WHAT TO WORK ON →
Copy the lines holding the word "name", all of them.

SOURCE RECORDS →

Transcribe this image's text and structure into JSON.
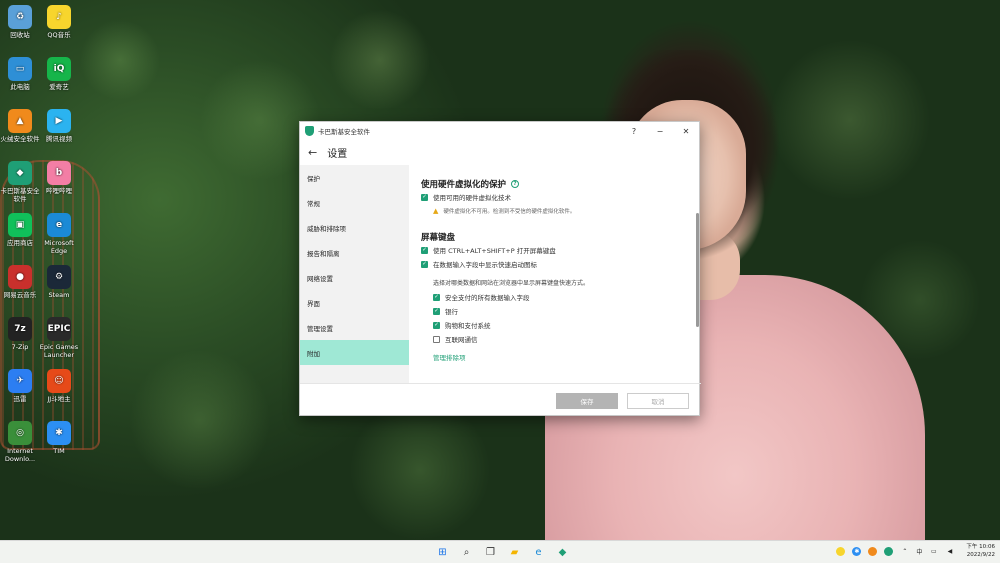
{
  "desktop_icons": [
    {
      "label": "回收站",
      "icon": "recycle-bin-icon",
      "color": "#5aa0d8",
      "glyph": "♻"
    },
    {
      "label": "QQ音乐",
      "icon": "qq-music-icon",
      "color": "#f7d52d",
      "glyph": "♪"
    },
    {
      "label": "此电脑",
      "icon": "computer-icon",
      "color": "#2e8fd6",
      "glyph": "▭"
    },
    {
      "label": "爱奇艺",
      "icon": "iqiyi-icon",
      "color": "#16b54a",
      "glyph": "iQ"
    },
    {
      "label": "火绒安全软件",
      "icon": "huorong-icon",
      "color": "#f08a1c",
      "glyph": "▲"
    },
    {
      "label": "腾讯视频",
      "icon": "tencent-video-icon",
      "color": "#2bb3f0",
      "glyph": "▶"
    },
    {
      "label": "卡巴斯基安全软件",
      "icon": "kaspersky-icon",
      "color": "#1f9f76",
      "glyph": "◆"
    },
    {
      "label": "哔哩哔哩",
      "icon": "bilibili-icon",
      "color": "#f37ea5",
      "glyph": "b"
    },
    {
      "label": "应用商店",
      "icon": "app-store-icon",
      "color": "#10c05a",
      "glyph": "▣"
    },
    {
      "label": "Microsoft Edge",
      "icon": "edge-icon",
      "color": "#1b8ad6",
      "glyph": "e"
    },
    {
      "label": "网易云音乐",
      "icon": "netease-music-icon",
      "color": "#c9302c",
      "glyph": "●"
    },
    {
      "label": "Steam",
      "icon": "steam-icon",
      "color": "#1b2838",
      "glyph": "⚙"
    },
    {
      "label": "7-Zip",
      "icon": "7zip-icon",
      "color": "#222222",
      "glyph": "7z"
    },
    {
      "label": "Epic Games Launcher",
      "icon": "epic-games-icon",
      "color": "#2a2a2a",
      "glyph": "EPIC"
    },
    {
      "label": "迅雷",
      "icon": "xunlei-icon",
      "color": "#2c7ef2",
      "glyph": "✈"
    },
    {
      "label": "JJ斗地主",
      "icon": "jj-game-icon",
      "color": "#e64a19",
      "glyph": "☺"
    },
    {
      "label": "Internet Downlo...",
      "icon": "idm-icon",
      "color": "#3a8f3a",
      "glyph": "◎"
    },
    {
      "label": "TIM",
      "icon": "tim-icon",
      "color": "#2c8ff2",
      "glyph": "✱"
    }
  ],
  "window": {
    "title": "卡巴斯基安全软件",
    "help_glyph": "?",
    "minimize_glyph": "−",
    "close_glyph": "✕",
    "back_glyph": "←",
    "page_title": "设置"
  },
  "sidebar": {
    "items": [
      {
        "label": "保护",
        "active": false
      },
      {
        "label": "常规",
        "active": false
      },
      {
        "label": "威胁和排除项",
        "active": false
      },
      {
        "label": "报告和隔离",
        "active": false
      },
      {
        "label": "网络设置",
        "active": false
      },
      {
        "label": "界面",
        "active": false
      },
      {
        "label": "管理设置",
        "active": false
      },
      {
        "label": "附加",
        "active": true
      }
    ]
  },
  "content": {
    "section1_title": "使用硬件虚拟化的保护",
    "help_glyph": "?",
    "hw_virt_label": "使用可用的硬件虚拟化技术",
    "hw_virt_checked": true,
    "warning_text": "硬件虚拟化不可用。检测到不受信的硬件虚拟化软件。",
    "section2_title": "屏幕键盘",
    "kb_shortcut_label": "使用 CTRL+ALT+SHIFT+P 打开屏幕键盘",
    "kb_shortcut_checked": true,
    "kb_icon_label": "在数据输入字段中显示快速启动图标",
    "kb_icon_checked": true,
    "note_text": "选择对哪类数据和网站在浏览器中显示屏幕键盘快速方式。",
    "sub_options": [
      {
        "label": "安全支付的所有数据输入字段",
        "checked": true
      },
      {
        "label": "银行",
        "checked": true
      },
      {
        "label": "购物和支付系统",
        "checked": true
      },
      {
        "label": "互联网通信",
        "checked": false
      }
    ],
    "link_text": "管理排除项"
  },
  "footer": {
    "save_label": "保存",
    "cancel_label": "取消"
  },
  "taskbar": {
    "apps": [
      {
        "name": "start-icon",
        "glyph": "⊞",
        "color": "#1a73e8"
      },
      {
        "name": "search-icon",
        "glyph": "⌕",
        "color": "#333333"
      },
      {
        "name": "task-view-icon",
        "glyph": "❐",
        "color": "#333333"
      },
      {
        "name": "file-explorer-icon",
        "glyph": "▰",
        "color": "#f4b400"
      },
      {
        "name": "edge-icon",
        "glyph": "e",
        "color": "#1b8ad6"
      },
      {
        "name": "kaspersky-icon",
        "glyph": "◆",
        "color": "#1f9f76"
      }
    ],
    "tray_ime": "中",
    "time": "下午 10:06",
    "date": "2022/9/22"
  },
  "colors": {
    "accent": "#1f9f76",
    "active_nav": "#9fe8d5"
  }
}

TASK SOLUTION →
        "name": "start-icon",
        "name": "search-icon",
        "name": "task-view-icon",
        "name": "file-explorer-icon",
        "name": "edge-icon",
        "name": "kaspersky-icon",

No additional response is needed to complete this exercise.